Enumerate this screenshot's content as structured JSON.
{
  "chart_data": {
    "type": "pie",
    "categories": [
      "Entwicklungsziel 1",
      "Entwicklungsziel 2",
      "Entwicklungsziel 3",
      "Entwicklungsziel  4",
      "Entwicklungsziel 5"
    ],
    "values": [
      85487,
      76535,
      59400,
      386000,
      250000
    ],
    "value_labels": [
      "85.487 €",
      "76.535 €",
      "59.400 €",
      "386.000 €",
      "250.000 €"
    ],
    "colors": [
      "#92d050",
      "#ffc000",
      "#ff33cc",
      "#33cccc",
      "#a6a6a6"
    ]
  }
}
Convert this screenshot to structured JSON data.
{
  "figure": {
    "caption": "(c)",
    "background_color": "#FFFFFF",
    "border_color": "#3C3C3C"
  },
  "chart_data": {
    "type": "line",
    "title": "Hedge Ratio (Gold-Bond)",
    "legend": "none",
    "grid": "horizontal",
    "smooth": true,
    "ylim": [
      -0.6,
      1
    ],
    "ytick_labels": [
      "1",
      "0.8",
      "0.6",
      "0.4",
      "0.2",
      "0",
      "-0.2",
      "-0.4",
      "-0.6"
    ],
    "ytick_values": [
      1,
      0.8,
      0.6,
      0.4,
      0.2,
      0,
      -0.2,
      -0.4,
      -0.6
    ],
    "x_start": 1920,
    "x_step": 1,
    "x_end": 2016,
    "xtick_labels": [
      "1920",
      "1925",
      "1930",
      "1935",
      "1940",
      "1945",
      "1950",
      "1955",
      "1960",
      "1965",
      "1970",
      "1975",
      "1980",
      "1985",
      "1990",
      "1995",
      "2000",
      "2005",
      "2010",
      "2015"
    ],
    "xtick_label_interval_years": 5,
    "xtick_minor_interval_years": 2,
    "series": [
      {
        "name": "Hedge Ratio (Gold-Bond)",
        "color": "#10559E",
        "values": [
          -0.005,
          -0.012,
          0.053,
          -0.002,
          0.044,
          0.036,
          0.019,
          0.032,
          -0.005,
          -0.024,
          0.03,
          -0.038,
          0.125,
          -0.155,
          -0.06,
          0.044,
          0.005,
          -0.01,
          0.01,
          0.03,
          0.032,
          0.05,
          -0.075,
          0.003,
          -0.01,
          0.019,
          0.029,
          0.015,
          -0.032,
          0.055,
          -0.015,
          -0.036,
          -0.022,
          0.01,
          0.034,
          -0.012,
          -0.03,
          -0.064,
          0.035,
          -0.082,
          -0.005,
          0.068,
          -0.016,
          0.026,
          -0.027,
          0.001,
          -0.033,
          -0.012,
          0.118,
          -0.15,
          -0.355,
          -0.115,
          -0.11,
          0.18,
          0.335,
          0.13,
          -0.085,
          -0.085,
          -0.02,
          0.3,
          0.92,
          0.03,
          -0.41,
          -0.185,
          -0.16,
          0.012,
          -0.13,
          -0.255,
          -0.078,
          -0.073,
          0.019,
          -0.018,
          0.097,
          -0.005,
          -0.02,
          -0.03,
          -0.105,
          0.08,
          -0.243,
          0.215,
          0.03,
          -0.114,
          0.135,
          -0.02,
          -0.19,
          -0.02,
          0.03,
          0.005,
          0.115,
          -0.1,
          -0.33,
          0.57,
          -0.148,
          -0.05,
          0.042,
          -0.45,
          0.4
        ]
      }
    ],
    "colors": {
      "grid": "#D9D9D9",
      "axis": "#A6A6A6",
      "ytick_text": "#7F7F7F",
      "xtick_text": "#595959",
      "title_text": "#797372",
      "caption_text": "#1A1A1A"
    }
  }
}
····················
Type out the entries again, word for word.

Enumerate this screenshot's content as structured JSON.
{
  "chart_data": {
    "type": "pie",
    "categories": [
      "Entwicklungsziel 1",
      "Entwicklungsziel 2",
      "Entwicklungsziel 3",
      "Entwicklungsziel  4",
      "Entwicklungsziel 5"
    ],
    "values": [
      85487,
      76535,
      59400,
      386000,
      250000
    ],
    "value_labels": [
      "85.487 €",
      "76.535 €",
      "59.400 €",
      "386.000 €",
      "250.000 €"
    ],
    "colors": [
      "#92d050",
      "#ffc000",
      "#ff33cc",
      "#33cccc",
      "#a6a6a6"
    ]
  }
}
Convert this screenshot to structured JSON data.
{
  "figure": {
    "caption": "(c)",
    "background_color": "#FFFFFF",
    "border_color": "#3C3C3C"
  },
  "chart_data": {
    "type": "line",
    "title": "Hedge Ratio (Gold-Bond)",
    "legend": "none",
    "grid": "horizontal",
    "smooth": true,
    "ylim": [
      -0.6,
      1
    ],
    "ytick_labels": [
      "1",
      "0.8",
      "0.6",
      "0.4",
      "0.2",
      "0",
      "-0.2",
      "-0.4",
      "-0.6"
    ],
    "ytick_values": [
      1,
      0.8,
      0.6,
      0.4,
      0.2,
      0,
      -0.2,
      -0.4,
      -0.6
    ],
    "x_start": 1920,
    "x_step": 1,
    "x_end": 2016,
    "xtick_labels": [
      "1920",
      "1925",
      "1930",
      "1935",
      "1940",
      "1945",
      "1950",
      "1955",
      "1960",
      "1965",
      "1970",
      "1975",
      "1980",
      "1985",
      "1990",
      "1995",
      "2000",
      "2005",
      "2010",
      "2015"
    ],
    "xtick_label_interval_years": 5,
    "xtick_minor_interval_years": 2,
    "series": [
      {
        "name": "Hedge Ratio (Gold-Bond)",
        "color": "#10559E",
        "values": [
          -0.005,
          -0.012,
          0.053,
          -0.002,
          0.044,
          0.036,
          0.019,
          0.032,
          -0.005,
          -0.024,
          0.03,
          -0.038,
          0.125,
          -0.155,
          -0.06,
          0.044,
          0.005,
          -0.01,
          0.01,
          0.03,
          0.032,
          0.05,
          -0.075,
          0.003,
          -0.01,
          0.019,
          0.029,
          0.015,
          -0.032,
          0.055,
          -0.015,
          -0.036,
          -0.022,
          0.01,
          0.034,
          -0.012,
          -0.03,
          -0.064,
          0.035,
          -0.082,
          -0.005,
          0.068,
          -0.016,
          0.026,
          -0.027,
          0.001,
          -0.033,
          -0.012,
          0.118,
          -0.15,
          -0.355,
          -0.115,
          -0.11,
          0.18,
          0.335,
          0.13,
          -0.085,
          -0.085,
          -0.02,
          0.3,
          0.92,
          0.03,
          -0.41,
          -0.185,
          -0.16,
          0.012,
          -0.13,
          -0.255,
          -0.078,
          -0.073,
          0.019,
          -0.018,
          0.097,
          -0.005,
          -0.02,
          -0.03,
          -0.105,
          0.08,
          -0.243,
          0.215,
          0.03,
          -0.114,
          0.135,
          -0.02,
          -0.19,
          -0.02,
          0.03,
          0.005,
          0.115,
          -0.1,
          -0.33,
          0.57,
          -0.148,
          -0.05,
          0.042,
          -0.45,
          0.4
        ]
      }
    ],
    "colors": {
      "grid": "#D9D9D9",
      "axis": "#A6A6A6",
      "ytick_text": "#7F7F7F",
      "xtick_text": "#595959",
      "title_text": "#797372",
      "caption_text": "#1A1A1A"
    }
  }
}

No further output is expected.